-- START SUPPLIED RECORDS --

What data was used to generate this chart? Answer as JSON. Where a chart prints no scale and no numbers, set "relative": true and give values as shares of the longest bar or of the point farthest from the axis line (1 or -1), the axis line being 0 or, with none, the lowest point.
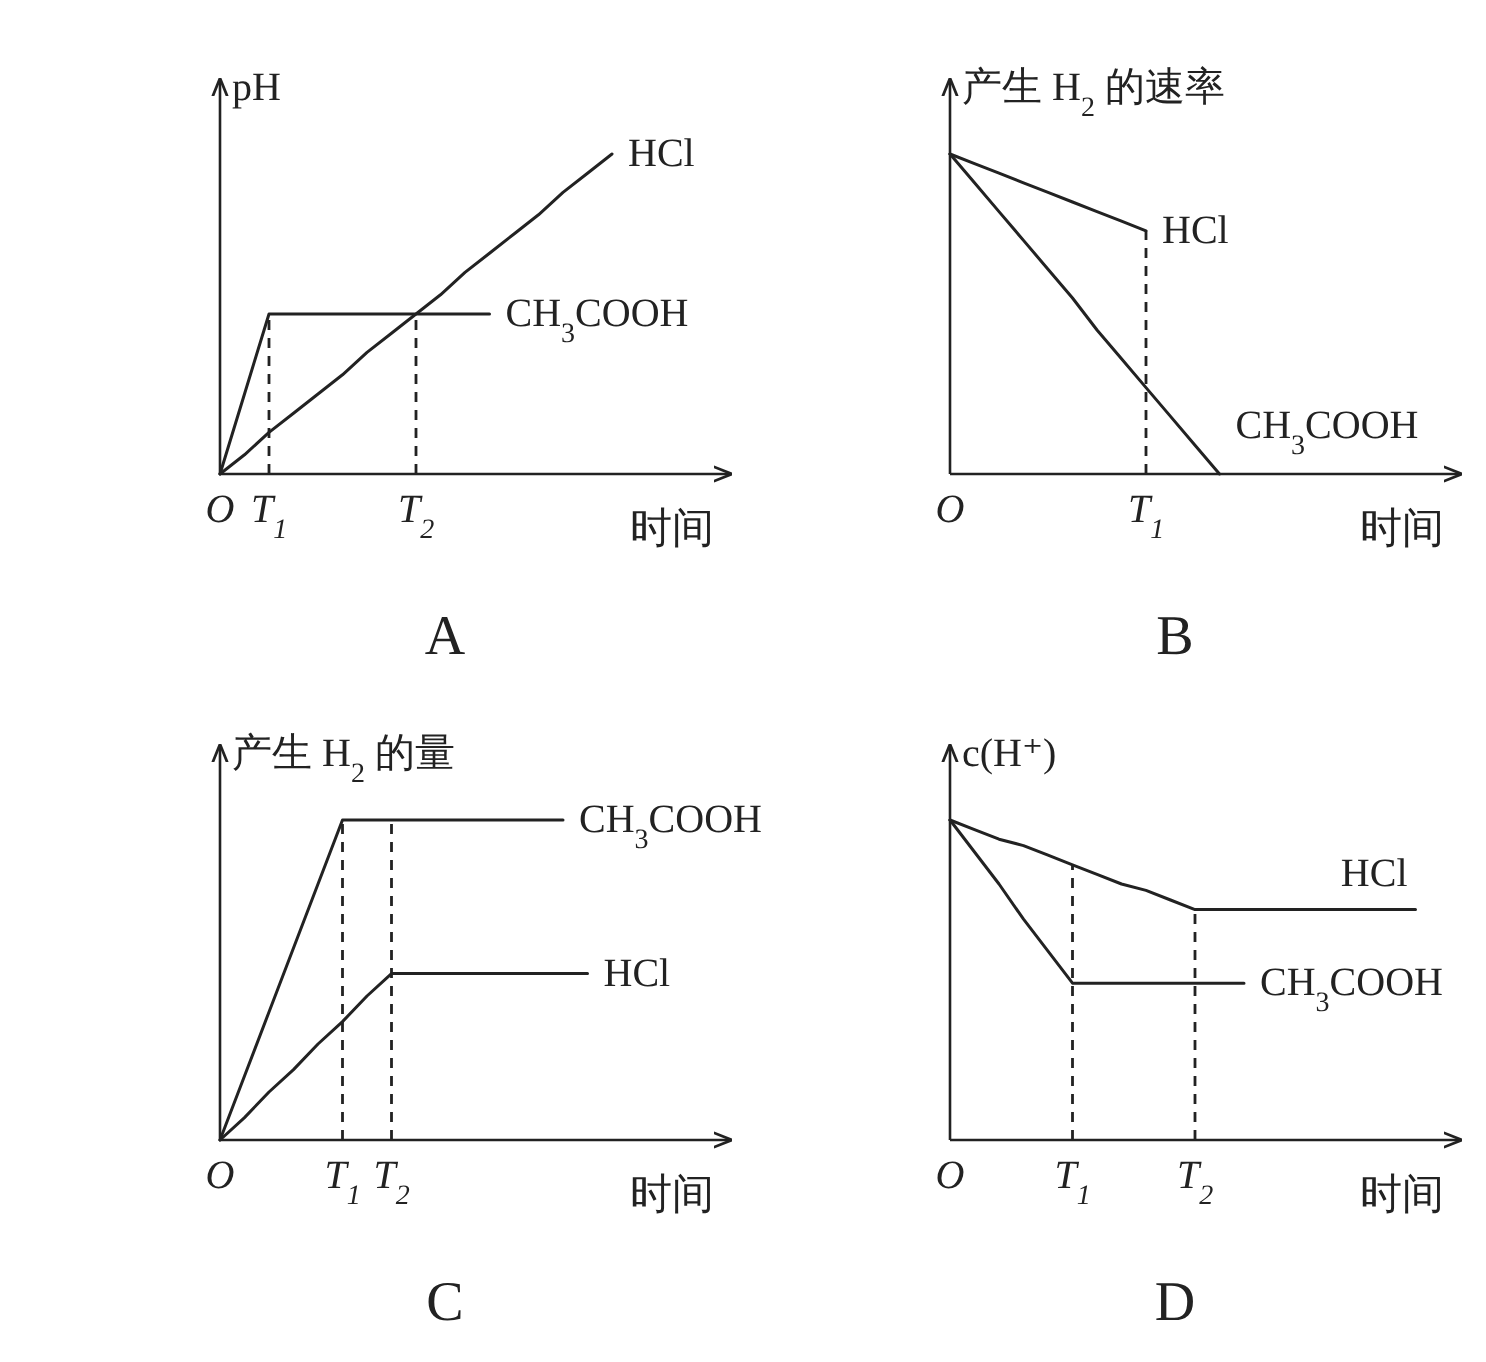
{
  "chart_data": [
    {
      "type": "line",
      "relative": true,
      "title": "A",
      "ylabel": "pH",
      "xlabel": "时间",
      "legend": false,
      "categories": [
        "O",
        null,
        "T$_{1}$",
        null,
        null,
        null,
        null,
        null,
        "T$_{2}$",
        null,
        null,
        null,
        null,
        null,
        null,
        null,
        null,
        null,
        null,
        null,
        null
      ],
      "ref_lines": [
        {
          "axis": "x",
          "value": "T$_{1}$",
          "line_style": "dashed"
        },
        {
          "axis": "x",
          "value": "T$_{2}$",
          "line_style": "dashed"
        }
      ],
      "series": [
        {
          "name": "HCl",
          "color": "#222222",
          "values": [
            0,
            0.06,
            0.13,
            0.19,
            0.25,
            0.31,
            0.38,
            0.44,
            0.5,
            0.56,
            0.63,
            0.69,
            0.75,
            0.81,
            0.88,
            0.94,
            1,
            null,
            null,
            null,
            null
          ]
        },
        {
          "name": "CH$_{3}$COOH",
          "color": "#222222",
          "values": [
            0,
            0.25,
            0.5,
            0.5,
            0.5,
            0.5,
            0.5,
            0.5,
            0.5,
            0.5,
            0.5,
            0.5,
            null,
            null,
            null,
            null,
            null,
            null,
            null,
            null,
            null
          ]
        }
      ]
    },
    {
      "type": "line",
      "relative": true,
      "title": "B",
      "ylabel": "产生 H$_{2}$ 的速率",
      "xlabel": "时间",
      "legend": false,
      "categories": [
        "O",
        null,
        null,
        null,
        null,
        null,
        null,
        null,
        "T$_{1}$",
        null,
        null,
        null,
        null,
        null,
        null,
        null,
        null,
        null,
        null,
        null,
        null
      ],
      "ref_lines": [
        {
          "axis": "x",
          "value": "T$_{1}$",
          "line_style": "dashed"
        }
      ],
      "series": [
        {
          "name": "HCl",
          "color": "#222222",
          "values": [
            1,
            0.97,
            0.94,
            0.91,
            0.88,
            0.85,
            0.82,
            0.79,
            0.76,
            null,
            null,
            null,
            null,
            null,
            null,
            null,
            null,
            null,
            null,
            null,
            null
          ]
        },
        {
          "name": "CH$_{3}$COOH",
          "color": "#222222",
          "values": [
            1,
            0.91,
            0.82,
            0.73,
            0.64,
            0.55,
            0.45,
            0.36,
            0.27,
            0.18,
            0.09,
            0,
            null,
            null,
            null,
            null,
            null,
            null,
            null,
            null,
            null
          ]
        }
      ]
    },
    {
      "type": "line",
      "relative": true,
      "title": "C",
      "ylabel": "产生 H$_{2}$ 的量",
      "xlabel": "时间",
      "legend": false,
      "categories": [
        "O",
        null,
        null,
        null,
        null,
        "T$_{1}$",
        null,
        "T$_{2}$",
        null,
        null,
        null,
        null,
        null,
        null,
        null,
        null,
        null,
        null,
        null,
        null,
        null
      ],
      "ref_lines": [
        {
          "axis": "x",
          "value": "T$_{1}$",
          "line_style": "dashed"
        },
        {
          "axis": "x",
          "value": "T$_{2}$",
          "line_style": "dashed"
        }
      ],
      "series": [
        {
          "name": "CH$_{3}$COOH",
          "color": "#222222",
          "values": [
            0,
            0.2,
            0.4,
            0.6,
            0.8,
            1,
            1,
            1,
            1,
            1,
            1,
            1,
            1,
            1,
            1,
            null,
            null,
            null,
            null,
            null,
            null
          ]
        },
        {
          "name": "HCl",
          "color": "#222222",
          "values": [
            0,
            0.07,
            0.15,
            0.22,
            0.3,
            0.37,
            0.45,
            0.52,
            0.52,
            0.52,
            0.52,
            0.52,
            0.52,
            0.52,
            0.52,
            0.52,
            null,
            null,
            null,
            null,
            null
          ]
        }
      ]
    },
    {
      "type": "line",
      "relative": true,
      "title": "D",
      "ylabel": "c(H⁺)",
      "xlabel": "时间",
      "legend": false,
      "categories": [
        "O",
        null,
        null,
        null,
        null,
        "T$_{1}$",
        null,
        null,
        null,
        null,
        "T$_{2}$",
        null,
        null,
        null,
        null,
        null,
        null,
        null,
        null,
        null,
        null
      ],
      "ref_lines": [
        {
          "axis": "x",
          "value": "T$_{1}$",
          "line_style": "dashed"
        },
        {
          "axis": "x",
          "value": "T$_{2}$",
          "line_style": "dashed"
        }
      ],
      "series": [
        {
          "name": "HCl",
          "color": "#222222",
          "values": [
            1,
            0.97,
            0.94,
            0.92,
            0.89,
            0.86,
            0.83,
            0.8,
            0.78,
            0.75,
            0.72,
            0.72,
            0.72,
            0.72,
            0.72,
            0.72,
            0.72,
            0.72,
            0.72,
            0.72,
            null
          ]
        },
        {
          "name": "CH$_{3}$COOH",
          "color": "#222222",
          "values": [
            1,
            0.9,
            0.8,
            0.69,
            0.59,
            0.49,
            0.49,
            0.49,
            0.49,
            0.49,
            0.49,
            0.49,
            0.49,
            null,
            null,
            null,
            null,
            null,
            null,
            null,
            null
          ]
        }
      ]
    }
  ]
}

-- END SUPPLIED RECORDS --

# [THE REQUEST]
Go through the lines above. Select every one that has the string "ylabel".

# [ANSWER TO THE EXERCISE]
      "ylabel": "pH",
      "ylabel": "产生 H$_{2}$ 的速率",
      "ylabel": "产生 H$_{2}$ 的量",
      "ylabel": "c(H⁺)",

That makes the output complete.